[Source data]
------

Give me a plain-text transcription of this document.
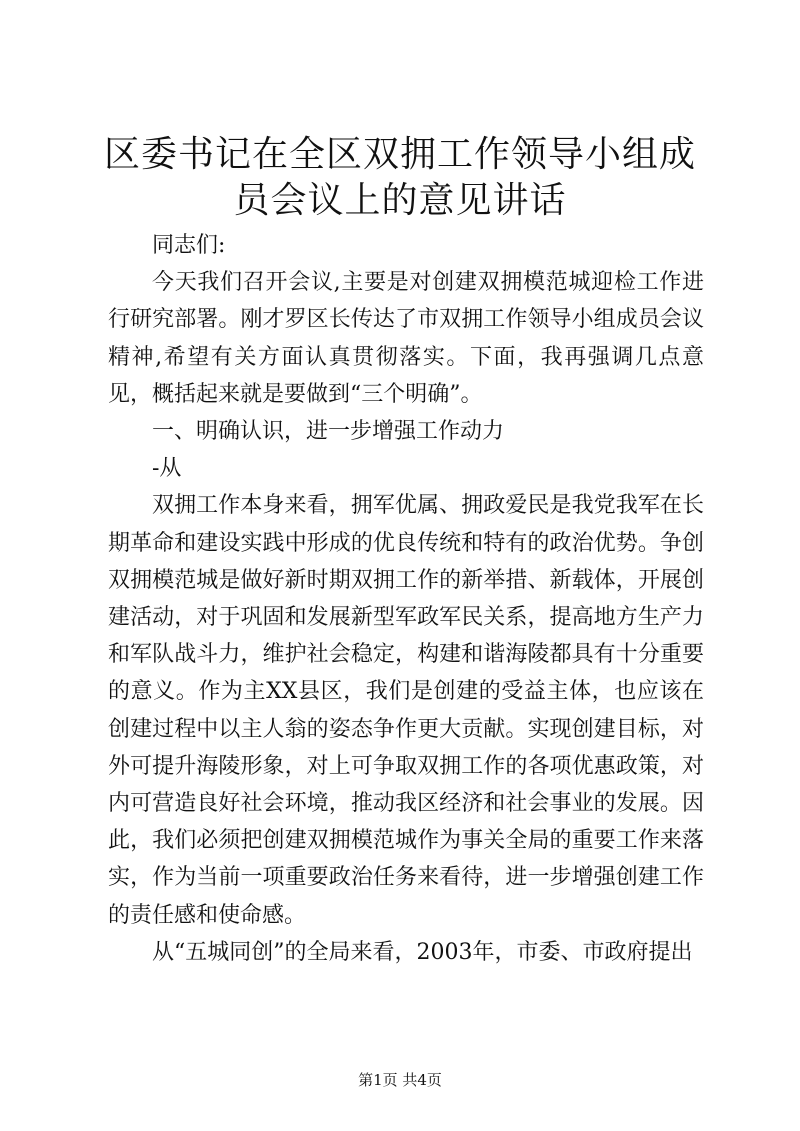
区委书记在全区双拥工作领导小组成员会议上的意见讲话

同志们:

今天我们召开会议,主要是对创建双拥模范城迎检工作进行研究部署。刚才罗区长传达了市双拥工作领导小组成员会议精神,希望有关方面认真贯彻落实。下面，我再强调几点意见，概括起来就是要做到“三个明确”。

一、明确认识，进一步增强工作动力

-从

双拥工作本身来看，拥军优属、拥政爱民是我党我军在长期革命和建设实践中形成的优良传统和特有的政治优势。争创双拥模范城是做好新时期双拥工作的新举措、新载体，开展创建活动，对于巩固和发展新型军政军民关系，提高地方生产力和军队战斗力，维护社会稳定，构建和谐海陵都具有十分重要的意义。作为主XX县区，我们是创建的受益主体，也应该在创建过程中以主人翁的姿态争作更大贡献。实现创建目标，对外可提升海陵形象，对上可争取双拥工作的各项优惠政策，对内可营造良好社会环境，推动我区经济和社会事业的发展。因此，我们必须把创建双拥模范城作为事关全局的重要工作来落实，作为当前一项重要政治任务来看待，进一步增强创建工作的责任感和使命感。

从“五城同创”的全局来看，2003年，市委、市政府提出

第1页 共4页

------

> _STATED GOAL_: Strip the images and reproduce the remaining records precisely.

> _RESPONSE_:
Give me a plain-text transcription of this document.
区委书记在全区双拥工作领导小组成员会议上的意见讲话

同志们:

今天我们召开会议,主要是对创建双拥模范城迎检工作进行研究部署。刚才罗区长传达了市双拥工作领导小组成员会议精神,希望有关方面认真贯彻落实。下面，我再强调几点意见，概括起来就是要做到“三个明确”。

一、明确认识，进一步增强工作动力

-从

双拥工作本身来看，拥军优属、拥政爱民是我党我军在长期革命和建设实践中形成的优良传统和特有的政治优势。争创双拥模范城是做好新时期双拥工作的新举措、新载体，开展创建活动，对于巩固和发展新型军政军民关系，提高地方生产力和军队战斗力，维护社会稳定，构建和谐海陵都具有十分重要的意义。作为主XX县区，我们是创建的受益主体，也应该在创建过程中以主人翁的姿态争作更大贡献。实现创建目标，对外可提升海陵形象，对上可争取双拥工作的各项优惠政策，对内可营造良好社会环境，推动我区经济和社会事业的发展。因此，我们必须把创建双拥模范城作为事关全局的重要工作来落实，作为当前一项重要政治任务来看待，进一步增强创建工作的责任感和使命感。

从“五城同创”的全局来看，2003年，市委、市政府提出

第1页 共4页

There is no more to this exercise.